_YOUR OBJECTIVE_. Copy every line of the records below word for word, leaving out the pictures.

■ ■ ■

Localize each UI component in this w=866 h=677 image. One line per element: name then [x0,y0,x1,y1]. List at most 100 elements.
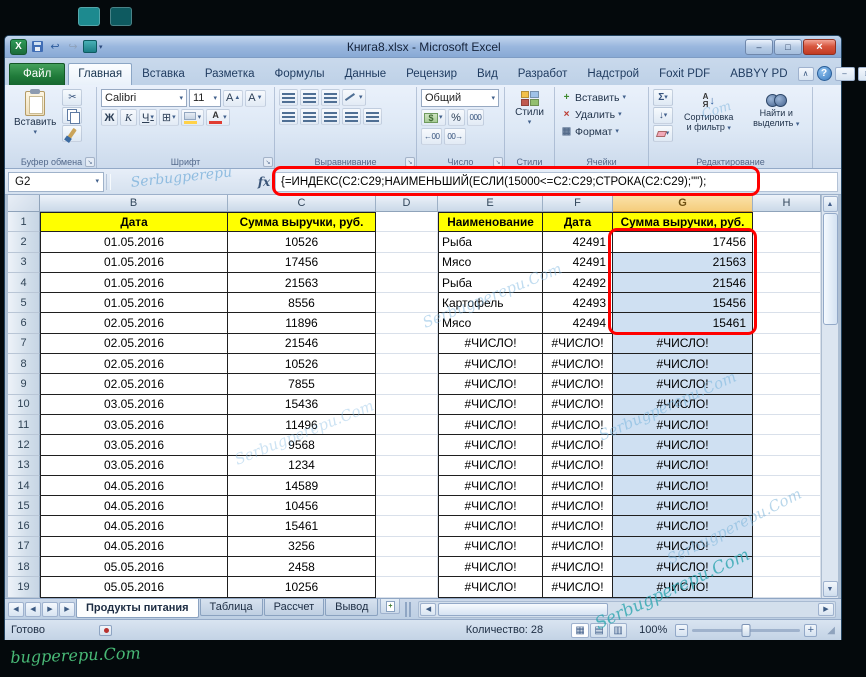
cell-B8[interactable]: 02.05.2016 [40,354,228,374]
cell-F6[interactable]: 42494 [543,313,613,333]
cell-C14[interactable]: 14589 [228,476,376,496]
fill-button[interactable]: ↓▾ [653,107,673,124]
ribbon-tab-Данные[interactable]: Данные [335,63,397,85]
cell-B3[interactable]: 01.05.2016 [40,253,228,273]
borders-button[interactable]: ⊞▾ [159,109,179,126]
cell-B19[interactable]: 05.05.2016 [40,577,228,597]
horizontal-scroll-thumb[interactable] [438,603,608,616]
macro-record-icon[interactable] [99,625,112,636]
column-header-G[interactable]: G [613,195,753,212]
column-header-H[interactable]: H [753,195,821,212]
cell-H3[interactable] [753,253,821,273]
row-header-6[interactable]: 6 [8,313,40,333]
ribbon-tab-Foxit PDF[interactable]: Foxit PDF [649,63,720,85]
cell-G12[interactable]: #ЧИСЛО! [613,435,753,455]
cell-C3[interactable]: 17456 [228,253,376,273]
cell-H17[interactable] [753,537,821,557]
cell-C16[interactable]: 15461 [228,516,376,536]
excel-app-icon[interactable]: X [10,39,27,55]
cell-B1[interactable]: Дата [40,212,228,232]
cell-C18[interactable]: 2458 [228,557,376,577]
wrap-text-button[interactable] [363,108,382,125]
cell-B13[interactable]: 03.05.2016 [40,456,228,476]
sheet-tab-Таблица[interactable]: Таблица [200,599,263,616]
ribbon-tab-Разметка[interactable]: Разметка [195,63,265,85]
cell-H5[interactable] [753,293,821,313]
cell-D17[interactable] [376,537,438,557]
cell-C1[interactable]: Сумма выручки, руб. [228,212,376,232]
cell-D14[interactable] [376,476,438,496]
row-header-1[interactable]: 1 [8,212,40,232]
comma-style-button[interactable]: 000 [467,109,485,126]
scroll-up-button[interactable]: ▲ [823,196,838,212]
cell-C10[interactable]: 15436 [228,395,376,415]
minimize-button[interactable]: – [745,39,773,55]
cell-B18[interactable]: 05.05.2016 [40,557,228,577]
cell-B7[interactable]: 02.05.2016 [40,334,228,354]
zoom-thumb[interactable] [742,624,751,637]
styles-button[interactable]: Стили ▾ [509,89,550,128]
cell-D12[interactable] [376,435,438,455]
cell-F16[interactable]: #ЧИСЛО! [543,516,613,536]
column-header-C[interactable]: C [228,195,376,212]
vertical-scroll-thumb[interactable] [823,213,838,325]
cell-C19[interactable]: 10256 [228,577,376,597]
cell-H1[interactable] [753,212,821,232]
row-header-15[interactable]: 15 [8,496,40,516]
cell-H9[interactable] [753,374,821,394]
italic-button[interactable]: К [120,109,137,126]
sheet-tab-Продукты питания[interactable]: Продукты питания [76,599,199,618]
cell-E7[interactable]: #ЧИСЛО! [438,334,543,354]
cell-E17[interactable]: #ЧИСЛО! [438,537,543,557]
cell-C11[interactable]: 11496 [228,415,376,435]
ribbon-tab-Главная[interactable]: Главная [68,63,132,85]
cell-F18[interactable]: #ЧИСЛО! [543,557,613,577]
row-header-13[interactable]: 13 [8,456,40,476]
cell-D1[interactable] [376,212,438,232]
bold-button[interactable]: Ж [101,109,118,126]
cell-F19[interactable]: #ЧИСЛО! [543,577,613,597]
underline-button[interactable]: Ч▾ [139,109,157,126]
cell-F1[interactable]: Дата [543,212,613,232]
prev-sheet-button[interactable]: ◀ [25,602,41,617]
find-select-button[interactable]: Найти ивыделить ▾ [745,89,809,155]
cell-E18[interactable]: #ЧИСЛО! [438,557,543,577]
clear-button[interactable]: ▾ [653,125,673,142]
close-button[interactable]: × [803,39,836,55]
page-layout-view-button[interactable]: ▤ [590,623,608,638]
copy-button[interactable] [62,107,82,124]
cell-G14[interactable]: #ЧИСЛО! [613,476,753,496]
cell-H13[interactable] [753,456,821,476]
font-color-button[interactable]: А ▾ [206,109,230,126]
format-painter-button[interactable] [62,125,82,142]
cell-F11[interactable]: #ЧИСЛО! [543,415,613,435]
dialog-launcher-icon[interactable]: ↘ [405,157,415,167]
orientation-button[interactable]: ▾ [342,89,366,106]
cell-D2[interactable] [376,232,438,252]
row-header-5[interactable]: 5 [8,293,40,313]
row-header-7[interactable]: 7 [8,334,40,354]
cell-G9[interactable]: #ЧИСЛО! [613,374,753,394]
cell-F4[interactable]: 42492 [543,273,613,293]
cell-G15[interactable]: #ЧИСЛО! [613,496,753,516]
cell-F12[interactable]: #ЧИСЛО! [543,435,613,455]
cell-B12[interactable]: 03.05.2016 [40,435,228,455]
cell-H14[interactable] [753,476,821,496]
cell-C6[interactable]: 11896 [228,313,376,333]
insert-cells-button[interactable]: + Вставить ▾ [559,89,644,106]
cell-G7[interactable]: #ЧИСЛО! [613,334,753,354]
ribbon-tab-Рецензир[interactable]: Рецензир [396,63,467,85]
cell-G11[interactable]: #ЧИСЛО! [613,415,753,435]
ribbon-tab-Вставка[interactable]: Вставка [132,63,195,85]
sheet-tab-Вывод[interactable]: Вывод [325,599,378,616]
align-bottom-button[interactable] [321,89,340,106]
cell-G6[interactable]: 15461 [613,313,753,333]
tab-scroll-splitter[interactable] [405,602,411,617]
delete-cells-button[interactable]: × Удалить ▾ [559,106,644,123]
cell-G19[interactable]: #ЧИСЛО! [613,577,753,597]
cell-F15[interactable]: #ЧИСЛО! [543,496,613,516]
cell-B16[interactable]: 04.05.2016 [40,516,228,536]
cell-D19[interactable] [376,577,438,597]
paste-button[interactable]: Вставить ▾ [11,89,59,155]
cell-H15[interactable] [753,496,821,516]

■ ■ ■

_EXERCISE SOLUTION_.
Localize each UI component in this w=866 h=677 image. One line per element: name then [x0,y0,x1,y1]. List at most 100 elements.
cell-B8[interactable]: 02.05.2016 [40,354,228,374]
cell-F6[interactable]: 42494 [543,313,613,333]
cell-C14[interactable]: 14589 [228,476,376,496]
fill-button[interactable]: ↓▾ [653,107,673,124]
ribbon-tab-Данные[interactable]: Данные [335,63,397,85]
cell-B3[interactable]: 01.05.2016 [40,253,228,273]
borders-button[interactable]: ⊞▾ [159,109,179,126]
cell-B19[interactable]: 05.05.2016 [40,577,228,597]
horizontal-scroll-thumb[interactable] [438,603,608,616]
macro-record-icon[interactable] [99,625,112,636]
column-header-G[interactable]: G [613,195,753,212]
column-header-H[interactable]: H [753,195,821,212]
cell-H3[interactable] [753,253,821,273]
row-header-6[interactable]: 6 [8,313,40,333]
ribbon-tab-Foxit PDF[interactable]: Foxit PDF [649,63,720,85]
cell-G12[interactable]: #ЧИСЛО! [613,435,753,455]
cell-C3[interactable]: 17456 [228,253,376,273]
cell-H17[interactable] [753,537,821,557]
cell-C16[interactable]: 15461 [228,516,376,536]
excel-app-icon[interactable]: X [10,39,27,55]
cell-B1[interactable]: Дата [40,212,228,232]
cell-C18[interactable]: 2458 [228,557,376,577]
wrap-text-button[interactable] [363,108,382,125]
cell-B13[interactable]: 03.05.2016 [40,456,228,476]
sheet-tab-Таблица[interactable]: Таблица [200,599,263,616]
ribbon-tab-Разметка[interactable]: Разметка [195,63,265,85]
cell-H5[interactable] [753,293,821,313]
cell-D17[interactable] [376,537,438,557]
cell-C1[interactable]: Сумма выручки, руб. [228,212,376,232]
cell-D14[interactable] [376,476,438,496]
row-header-1[interactable]: 1 [8,212,40,232]
comma-style-button[interactable]: 000 [467,109,485,126]
scroll-up-button[interactable]: ▲ [823,196,838,212]
cell-C10[interactable]: 15436 [228,395,376,415]
minimize-button[interactable]: – [745,39,773,55]
cell-B18[interactable]: 05.05.2016 [40,557,228,577]
cell-B7[interactable]: 02.05.2016 [40,334,228,354]
zoom-thumb[interactable] [742,624,751,637]
styles-button[interactable]: Стили ▾ [509,89,550,128]
cell-D12[interactable] [376,435,438,455]
cell-F16[interactable]: #ЧИСЛО! [543,516,613,536]
column-header-C[interactable]: C [228,195,376,212]
vertical-scroll-thumb[interactable] [823,213,838,325]
cell-C19[interactable]: 10256 [228,577,376,597]
cell-H1[interactable] [753,212,821,232]
row-header-15[interactable]: 15 [8,496,40,516]
cell-H9[interactable] [753,374,821,394]
italic-button[interactable]: К [120,109,137,126]
sheet-tab-Продукты питания[interactable]: Продукты питания [76,599,199,618]
cell-E7[interactable]: #ЧИСЛО! [438,334,543,354]
cell-E17[interactable]: #ЧИСЛО! [438,537,543,557]
cell-C11[interactable]: 11496 [228,415,376,435]
ribbon-tab-Главная[interactable]: Главная [68,63,132,85]
cell-F18[interactable]: #ЧИСЛО! [543,557,613,577]
row-header-13[interactable]: 13 [8,456,40,476]
cell-D1[interactable] [376,212,438,232]
bold-button[interactable]: Ж [101,109,118,126]
cell-F19[interactable]: #ЧИСЛО! [543,577,613,597]
underline-button[interactable]: Ч▾ [139,109,157,126]
cell-F1[interactable]: Дата [543,212,613,232]
prev-sheet-button[interactable]: ◀ [25,602,41,617]
find-select-button[interactable]: Найти ивыделить ▾ [745,89,809,155]
cell-E18[interactable]: #ЧИСЛО! [438,557,543,577]
clear-button[interactable]: ▾ [653,125,673,142]
close-button[interactable]: × [803,39,836,55]
page-layout-view-button[interactable]: ▤ [590,623,608,638]
copy-button[interactable] [62,107,82,124]
cell-G14[interactable]: #ЧИСЛО! [613,476,753,496]
cell-H13[interactable] [753,456,821,476]
font-color-button[interactable]: А ▾ [206,109,230,126]
format-painter-button[interactable] [62,125,82,142]
cell-F11[interactable]: #ЧИСЛО! [543,415,613,435]
dialog-launcher-icon[interactable]: ↘ [405,157,415,167]
orientation-button[interactable]: ▾ [342,89,366,106]
cell-D2[interactable] [376,232,438,252]
row-header-5[interactable]: 5 [8,293,40,313]
row-header-7[interactable]: 7 [8,334,40,354]
cell-G9[interactable]: #ЧИСЛО! [613,374,753,394]
cell-F4[interactable]: 42492 [543,273,613,293]
cell-G15[interactable]: #ЧИСЛО! [613,496,753,516]
cell-F12[interactable]: #ЧИСЛО! [543,435,613,455]
cell-B12[interactable]: 03.05.2016 [40,435,228,455]
cell-H14[interactable] [753,476,821,496]
cell-C6[interactable]: 11896 [228,313,376,333]
insert-cells-button[interactable]: + Вставить ▾ [559,89,644,106]
cell-G7[interactable]: #ЧИСЛО! [613,334,753,354]
ribbon-tab-Рецензир[interactable]: Рецензир [396,63,467,85]
cell-G11[interactable]: #ЧИСЛО! [613,415,753,435]
ribbon-tab-Вставка[interactable]: Вставка [132,63,195,85]
sheet-tab-Вывод[interactable]: Вывод [325,599,378,616]
align-bottom-button[interactable] [321,89,340,106]
cell-G6[interactable]: 15461 [613,313,753,333]
tab-scroll-splitter[interactable] [405,602,411,617]
delete-cells-button[interactable]: × Удалить ▾ [559,106,644,123]
cell-G19[interactable]: #ЧИСЛО! [613,577,753,597]
cell-F15[interactable]: #ЧИСЛО! [543,496,613,516]
cell-B16[interactable]: 04.05.2016 [40,516,228,536]
cell-D19[interactable] [376,577,438,597]
paste-button[interactable]: Вставить ▾ [11,89,59,155]
cell-H15[interactable] [753,496,821,516]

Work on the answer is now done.